> **MATERIAL PROVIDED**
*****
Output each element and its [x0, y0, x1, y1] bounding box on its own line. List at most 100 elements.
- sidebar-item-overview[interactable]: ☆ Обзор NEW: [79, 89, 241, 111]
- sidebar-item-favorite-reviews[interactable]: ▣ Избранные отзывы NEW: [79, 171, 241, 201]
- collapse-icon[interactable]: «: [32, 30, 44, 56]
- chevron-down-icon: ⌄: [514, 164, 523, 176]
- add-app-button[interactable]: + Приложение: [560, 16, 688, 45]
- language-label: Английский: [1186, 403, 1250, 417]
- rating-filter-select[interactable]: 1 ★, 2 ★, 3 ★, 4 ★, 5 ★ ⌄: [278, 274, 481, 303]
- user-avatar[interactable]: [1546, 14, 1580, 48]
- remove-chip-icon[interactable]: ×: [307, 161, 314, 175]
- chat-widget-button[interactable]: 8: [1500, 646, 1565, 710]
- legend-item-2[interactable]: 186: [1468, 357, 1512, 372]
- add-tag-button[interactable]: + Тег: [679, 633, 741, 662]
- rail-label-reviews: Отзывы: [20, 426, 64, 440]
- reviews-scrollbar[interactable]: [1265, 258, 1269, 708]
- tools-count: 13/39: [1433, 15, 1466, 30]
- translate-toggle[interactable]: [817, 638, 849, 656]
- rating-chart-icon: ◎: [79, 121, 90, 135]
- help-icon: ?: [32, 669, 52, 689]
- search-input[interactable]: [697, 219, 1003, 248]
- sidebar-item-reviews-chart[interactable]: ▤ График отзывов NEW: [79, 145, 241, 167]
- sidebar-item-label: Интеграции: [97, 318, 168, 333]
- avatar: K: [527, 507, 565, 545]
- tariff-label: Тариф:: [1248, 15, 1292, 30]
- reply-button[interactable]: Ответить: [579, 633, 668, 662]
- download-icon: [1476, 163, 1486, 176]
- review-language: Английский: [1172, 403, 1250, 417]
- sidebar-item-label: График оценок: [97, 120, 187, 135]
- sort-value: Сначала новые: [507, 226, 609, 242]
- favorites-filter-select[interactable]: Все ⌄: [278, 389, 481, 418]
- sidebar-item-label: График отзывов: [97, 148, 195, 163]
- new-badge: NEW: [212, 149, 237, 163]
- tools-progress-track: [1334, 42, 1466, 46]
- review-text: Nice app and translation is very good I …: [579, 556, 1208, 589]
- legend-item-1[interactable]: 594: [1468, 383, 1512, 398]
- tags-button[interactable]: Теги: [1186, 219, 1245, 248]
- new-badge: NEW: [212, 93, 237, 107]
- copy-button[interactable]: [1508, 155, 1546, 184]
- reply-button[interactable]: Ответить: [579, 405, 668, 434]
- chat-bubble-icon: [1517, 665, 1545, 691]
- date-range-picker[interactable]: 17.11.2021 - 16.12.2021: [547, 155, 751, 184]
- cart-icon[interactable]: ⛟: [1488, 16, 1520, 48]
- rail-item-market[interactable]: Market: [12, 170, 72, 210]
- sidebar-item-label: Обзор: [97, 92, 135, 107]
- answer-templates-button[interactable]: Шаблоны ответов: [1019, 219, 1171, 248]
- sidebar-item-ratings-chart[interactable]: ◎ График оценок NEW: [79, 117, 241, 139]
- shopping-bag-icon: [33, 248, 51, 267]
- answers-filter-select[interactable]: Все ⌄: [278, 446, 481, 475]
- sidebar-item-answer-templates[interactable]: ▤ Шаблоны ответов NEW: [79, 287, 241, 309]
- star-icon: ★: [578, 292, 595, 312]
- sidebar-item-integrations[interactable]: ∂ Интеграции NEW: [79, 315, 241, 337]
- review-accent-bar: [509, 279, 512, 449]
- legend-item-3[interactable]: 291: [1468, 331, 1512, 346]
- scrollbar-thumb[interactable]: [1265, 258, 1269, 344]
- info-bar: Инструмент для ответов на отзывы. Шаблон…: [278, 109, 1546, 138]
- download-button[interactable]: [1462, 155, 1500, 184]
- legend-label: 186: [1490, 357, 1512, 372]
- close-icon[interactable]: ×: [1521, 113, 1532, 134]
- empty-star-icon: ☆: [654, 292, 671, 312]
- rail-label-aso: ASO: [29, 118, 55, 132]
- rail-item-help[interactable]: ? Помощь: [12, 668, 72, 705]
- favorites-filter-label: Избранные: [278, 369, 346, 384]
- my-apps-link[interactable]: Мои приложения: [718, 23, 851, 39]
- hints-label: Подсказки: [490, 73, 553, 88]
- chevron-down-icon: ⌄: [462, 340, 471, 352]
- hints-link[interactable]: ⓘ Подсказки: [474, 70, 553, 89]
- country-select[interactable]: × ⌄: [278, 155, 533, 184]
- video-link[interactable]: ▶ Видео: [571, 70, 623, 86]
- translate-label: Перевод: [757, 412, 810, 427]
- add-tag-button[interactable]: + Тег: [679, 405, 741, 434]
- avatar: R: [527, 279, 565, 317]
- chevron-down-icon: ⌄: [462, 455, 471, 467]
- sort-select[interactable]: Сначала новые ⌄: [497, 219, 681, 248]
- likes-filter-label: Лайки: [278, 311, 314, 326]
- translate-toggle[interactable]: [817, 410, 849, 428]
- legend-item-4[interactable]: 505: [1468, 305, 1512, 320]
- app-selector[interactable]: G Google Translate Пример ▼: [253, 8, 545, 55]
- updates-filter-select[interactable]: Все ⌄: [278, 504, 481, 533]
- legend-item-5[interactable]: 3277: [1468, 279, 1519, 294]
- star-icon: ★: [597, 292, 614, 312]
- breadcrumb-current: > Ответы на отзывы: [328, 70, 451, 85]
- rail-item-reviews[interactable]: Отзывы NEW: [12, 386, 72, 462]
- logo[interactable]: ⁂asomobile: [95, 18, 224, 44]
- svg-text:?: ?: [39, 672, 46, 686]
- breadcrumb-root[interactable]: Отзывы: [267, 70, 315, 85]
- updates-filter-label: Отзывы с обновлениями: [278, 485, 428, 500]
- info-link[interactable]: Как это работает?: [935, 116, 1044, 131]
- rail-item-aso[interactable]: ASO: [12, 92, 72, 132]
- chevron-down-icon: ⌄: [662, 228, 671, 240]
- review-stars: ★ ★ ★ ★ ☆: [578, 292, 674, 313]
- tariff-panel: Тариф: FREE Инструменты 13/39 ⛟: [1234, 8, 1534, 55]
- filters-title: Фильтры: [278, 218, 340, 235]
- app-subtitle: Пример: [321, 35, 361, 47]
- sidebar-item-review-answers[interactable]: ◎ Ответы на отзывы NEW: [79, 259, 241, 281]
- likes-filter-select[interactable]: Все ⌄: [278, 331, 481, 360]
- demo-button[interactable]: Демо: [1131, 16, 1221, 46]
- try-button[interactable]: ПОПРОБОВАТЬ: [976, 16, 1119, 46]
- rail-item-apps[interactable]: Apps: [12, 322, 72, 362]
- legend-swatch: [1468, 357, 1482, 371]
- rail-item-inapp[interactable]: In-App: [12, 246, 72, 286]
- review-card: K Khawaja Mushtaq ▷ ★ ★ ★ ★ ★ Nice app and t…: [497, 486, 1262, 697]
*****
> **DIRECTIVE**
Can you reproduce the listing above word for word, every line included?

> **TASK RESULT**
Output each element and its [x0, y0, x1, y1] bounding box on its own line. List at most 100 elements.
- sidebar-item-overview[interactable]: ☆ Обзор NEW: [79, 89, 241, 111]
- sidebar-item-favorite-reviews[interactable]: ▣ Избранные отзывы NEW: [79, 171, 241, 201]
- collapse-icon[interactable]: «: [32, 30, 44, 56]
- chevron-down-icon: ⌄: [514, 164, 523, 176]
- add-app-button[interactable]: + Приложение: [560, 16, 688, 45]
- language-label: Английский: [1186, 403, 1250, 417]
- rating-filter-select[interactable]: 1 ★, 2 ★, 3 ★, 4 ★, 5 ★ ⌄: [278, 274, 481, 303]
- user-avatar[interactable]: [1546, 14, 1580, 48]
- remove-chip-icon[interactable]: ×: [307, 161, 314, 175]
- chat-widget-button[interactable]: 8: [1500, 646, 1565, 710]
- legend-item-2[interactable]: 186: [1468, 357, 1512, 372]
- add-tag-button[interactable]: + Тег: [679, 633, 741, 662]
- rail-label-reviews: Отзывы: [20, 426, 64, 440]
- reviews-scrollbar[interactable]: [1265, 258, 1269, 708]
- tools-count: 13/39: [1433, 15, 1466, 30]
- translate-toggle[interactable]: [817, 638, 849, 656]
- rating-chart-icon: ◎: [79, 121, 90, 135]
- help-icon: ?: [32, 669, 52, 689]
- search-input[interactable]: [697, 219, 1003, 248]
- sidebar-item-reviews-chart[interactable]: ▤ График отзывов NEW: [79, 145, 241, 167]
- sidebar-item-label: Интеграции: [97, 318, 168, 333]
- avatar: K: [527, 507, 565, 545]
- tariff-label: Тариф:: [1248, 15, 1292, 30]
- reply-button[interactable]: Ответить: [579, 633, 668, 662]
- download-icon: [1476, 163, 1486, 176]
- review-language: Английский: [1172, 403, 1250, 417]
- sidebar-item-label: График оценок: [97, 120, 187, 135]
- sort-value: Сначала новые: [507, 226, 609, 242]
- favorites-filter-select[interactable]: Все ⌄: [278, 389, 481, 418]
- sidebar-item-label: График отзывов: [97, 148, 195, 163]
- new-badge: NEW: [212, 149, 237, 163]
- tools-progress-track: [1334, 42, 1466, 46]
- review-text: Nice app and translation is very good I …: [579, 556, 1208, 589]
- legend-item-1[interactable]: 594: [1468, 383, 1512, 398]
- tags-button[interactable]: Теги: [1186, 219, 1245, 248]
- new-badge: NEW: [212, 93, 237, 107]
- copy-button[interactable]: [1508, 155, 1546, 184]
- reply-button[interactable]: Ответить: [579, 405, 668, 434]
- chat-bubble-icon: [1517, 665, 1545, 691]
- date-range-picker[interactable]: 17.11.2021 - 16.12.2021: [547, 155, 751, 184]
- cart-icon[interactable]: ⛟: [1488, 16, 1520, 48]
- rail-item-market[interactable]: Market: [12, 170, 72, 210]
- sidebar-item-label: Обзор: [97, 92, 135, 107]
- answer-templates-button[interactable]: Шаблоны ответов: [1019, 219, 1171, 248]
- sidebar-item-ratings-chart[interactable]: ◎ График оценок NEW: [79, 117, 241, 139]
- shopping-bag-icon: [33, 248, 51, 267]
- answers-filter-select[interactable]: Все ⌄: [278, 446, 481, 475]
- sidebar-item-answer-templates[interactable]: ▤ Шаблоны ответов NEW: [79, 287, 241, 309]
- star-icon: ★: [578, 292, 595, 312]
- sidebar-item-integrations[interactable]: ∂ Интеграции NEW: [79, 315, 241, 337]
- review-accent-bar: [509, 279, 512, 449]
- legend-item-3[interactable]: 291: [1468, 331, 1512, 346]
- scrollbar-thumb[interactable]: [1265, 258, 1269, 344]
- info-bar: Инструмент для ответов на отзывы. Шаблон…: [278, 109, 1546, 138]
- download-button[interactable]: [1462, 155, 1500, 184]
- legend-label: 186: [1490, 357, 1512, 372]
- close-icon[interactable]: ×: [1521, 113, 1532, 134]
- empty-star-icon: ☆: [654, 292, 671, 312]
- rail-label-aso: ASO: [29, 118, 55, 132]
- rail-item-help[interactable]: ? Помощь: [12, 668, 72, 705]
- favorites-filter-label: Избранные: [278, 369, 346, 384]
- my-apps-link[interactable]: Мои приложения: [718, 23, 851, 39]
- hints-label: Подсказки: [490, 73, 553, 88]
- chevron-down-icon: ⌄: [462, 340, 471, 352]
- hints-link[interactable]: ⓘ Подсказки: [474, 70, 553, 89]
- country-select[interactable]: × ⌄: [278, 155, 533, 184]
- video-link[interactable]: ▶ Видео: [571, 70, 623, 86]
- translate-label: Перевод: [757, 412, 810, 427]
- add-tag-button[interactable]: + Тег: [679, 405, 741, 434]
- avatar: R: [527, 279, 565, 317]
- chevron-down-icon: ⌄: [462, 455, 471, 467]
- sort-select[interactable]: Сначала новые ⌄: [497, 219, 681, 248]
- likes-filter-label: Лайки: [278, 311, 314, 326]
- translate-toggle[interactable]: [817, 410, 849, 428]
- legend-item-4[interactable]: 505: [1468, 305, 1512, 320]
- app-selector[interactable]: G Google Translate Пример ▼: [253, 8, 545, 55]
- updates-filter-select[interactable]: Все ⌄: [278, 504, 481, 533]
- legend-item-5[interactable]: 3277: [1468, 279, 1519, 294]
- star-icon: ★: [597, 292, 614, 312]
- breadcrumb-current: > Ответы на отзывы: [328, 70, 451, 85]
- rail-item-reviews[interactable]: Отзывы NEW: [12, 386, 72, 462]
- logo[interactable]: ⁂asomobile: [95, 18, 224, 44]
- svg-text:?: ?: [39, 672, 46, 686]
- breadcrumb-root[interactable]: Отзывы: [267, 70, 315, 85]
- updates-filter-label: Отзывы с обновлениями: [278, 485, 428, 500]
- info-link[interactable]: Как это работает?: [935, 116, 1044, 131]
- rail-item-aso[interactable]: ASO: [12, 92, 72, 132]
- chevron-down-icon: ⌄: [662, 228, 671, 240]
- review-stars: ★ ★ ★ ★ ☆: [578, 292, 674, 313]
- tariff-panel: Тариф: FREE Инструменты 13/39 ⛟: [1234, 8, 1534, 55]
- filters-title: Фильтры: [278, 218, 340, 235]
- app-subtitle: Пример: [321, 35, 361, 47]
- sidebar-item-review-answers[interactable]: ◎ Ответы на отзывы NEW: [79, 259, 241, 281]
- likes-filter-select[interactable]: Все ⌄: [278, 331, 481, 360]
- demo-button[interactable]: Демо: [1131, 16, 1221, 46]
- try-button[interactable]: ПОПРОБОВАТЬ: [976, 16, 1119, 46]
- rail-item-apps[interactable]: Apps: [12, 322, 72, 362]
- legend-swatch: [1468, 357, 1482, 371]
- rail-item-inapp[interactable]: In-App: [12, 246, 72, 286]
- review-card: K Khawaja Mushtaq ▷ ★ ★ ★ ★ ★ Nice app and t…: [497, 486, 1262, 697]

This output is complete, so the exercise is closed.